* AIM OF THE EXERCISE:
Without altering anything, repeat each of the records.

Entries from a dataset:
-- START --

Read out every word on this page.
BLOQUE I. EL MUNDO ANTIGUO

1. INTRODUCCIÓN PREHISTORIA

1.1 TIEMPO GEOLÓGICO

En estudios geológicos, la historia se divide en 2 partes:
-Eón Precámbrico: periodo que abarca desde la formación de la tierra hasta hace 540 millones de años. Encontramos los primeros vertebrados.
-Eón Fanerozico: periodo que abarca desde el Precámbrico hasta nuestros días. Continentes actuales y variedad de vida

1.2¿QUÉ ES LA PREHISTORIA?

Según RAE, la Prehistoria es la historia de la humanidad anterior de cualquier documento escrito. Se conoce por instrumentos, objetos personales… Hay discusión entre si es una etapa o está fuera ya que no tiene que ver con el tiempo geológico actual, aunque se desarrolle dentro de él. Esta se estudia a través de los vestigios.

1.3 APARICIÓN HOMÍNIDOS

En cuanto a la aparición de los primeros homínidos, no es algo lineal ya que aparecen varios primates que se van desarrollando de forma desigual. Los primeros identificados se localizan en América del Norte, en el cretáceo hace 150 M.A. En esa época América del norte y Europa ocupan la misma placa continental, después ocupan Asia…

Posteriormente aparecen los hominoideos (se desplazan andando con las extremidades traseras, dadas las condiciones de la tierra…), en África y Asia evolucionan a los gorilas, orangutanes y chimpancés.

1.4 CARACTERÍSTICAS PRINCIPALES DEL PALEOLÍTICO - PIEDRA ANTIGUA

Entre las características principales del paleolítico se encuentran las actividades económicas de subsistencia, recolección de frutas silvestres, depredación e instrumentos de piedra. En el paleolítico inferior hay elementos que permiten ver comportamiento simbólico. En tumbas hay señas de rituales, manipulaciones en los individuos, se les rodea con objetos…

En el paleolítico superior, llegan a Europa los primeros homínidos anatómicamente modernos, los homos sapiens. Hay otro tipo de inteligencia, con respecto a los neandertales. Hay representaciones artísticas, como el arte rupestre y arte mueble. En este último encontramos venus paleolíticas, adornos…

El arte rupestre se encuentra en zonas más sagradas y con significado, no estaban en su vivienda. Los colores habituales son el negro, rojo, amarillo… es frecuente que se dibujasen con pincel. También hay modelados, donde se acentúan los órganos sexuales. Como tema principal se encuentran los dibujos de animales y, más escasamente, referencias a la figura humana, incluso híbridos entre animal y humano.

-- END --

* ANSWER TO THE EXERCISE:
Read out every word on this page.
BLOQUE I. EL MUNDO ANTIGUO

1. INTRODUCCIÓN PREHISTORIA

1.1 TIEMPO GEOLÓGICO

En estudios geológicos, la historia se divide en 2 partes:
-Eón Precámbrico: periodo que abarca desde la formación de la tierra hasta hace 540 millones de años. Encontramos los primeros vertebrados.
-Eón Fanerozico: periodo que abarca desde el Precámbrico hasta nuestros días. Continentes actuales y variedad de vida

1.2¿QUÉ ES LA PREHISTORIA?

Según RAE, la Prehistoria es la historia de la humanidad anterior de cualquier documento escrito. Se conoce por instrumentos, objetos personales… Hay discusión entre si es una etapa o está fuera ya que no tiene que ver con el tiempo geológico actual, aunque se desarrolle dentro de él. Esta se estudia a través de los vestigios.

1.3 APARICIÓN HOMÍNIDOS

En cuanto a la aparición de los primeros homínidos, no es algo lineal ya que aparecen varios primates que se van desarrollando de forma desigual. Los primeros identificados se localizan en América del Norte, en el cretáceo hace 150 M.A. En esa época América del norte y Europa ocupan la misma placa continental, después ocupan Asia…

Posteriormente aparecen los hominoideos (se desplazan andando con las extremidades traseras, dadas las condiciones de la tierra…), en África y Asia evolucionan a los gorilas, orangutanes y chimpancés.

1.4 CARACTERÍSTICAS PRINCIPALES DEL PALEOLÍTICO - PIEDRA ANTIGUA

Entre las características principales del paleolítico se encuentran las actividades económicas de subsistencia, recolección de frutas silvestres, depredación e instrumentos de piedra. En el paleolítico inferior hay elementos que permiten ver comportamiento simbólico. En tumbas hay señas de rituales, manipulaciones en los individuos, se les rodea con objetos…

En el paleolítico superior, llegan a Europa los primeros homínidos anatómicamente modernos, los homos sapiens. Hay otro tipo de inteligencia, con respecto a los neandertales. Hay representaciones artísticas, como el arte rupestre y arte mueble. En este último encontramos venus paleolíticas, adornos…

El arte rupestre se encuentra en zonas más sagradas y con significado, no estaban en su vivienda. Los colores habituales son el negro, rojo, amarillo… es frecuente que se dibujasen con pincel. También hay modelados, donde se acentúan los órganos sexuales. Como tema principal se encuentran los dibujos de animales y, más escasamente, referencias a la figura humana, incluso híbridos entre animal y humano.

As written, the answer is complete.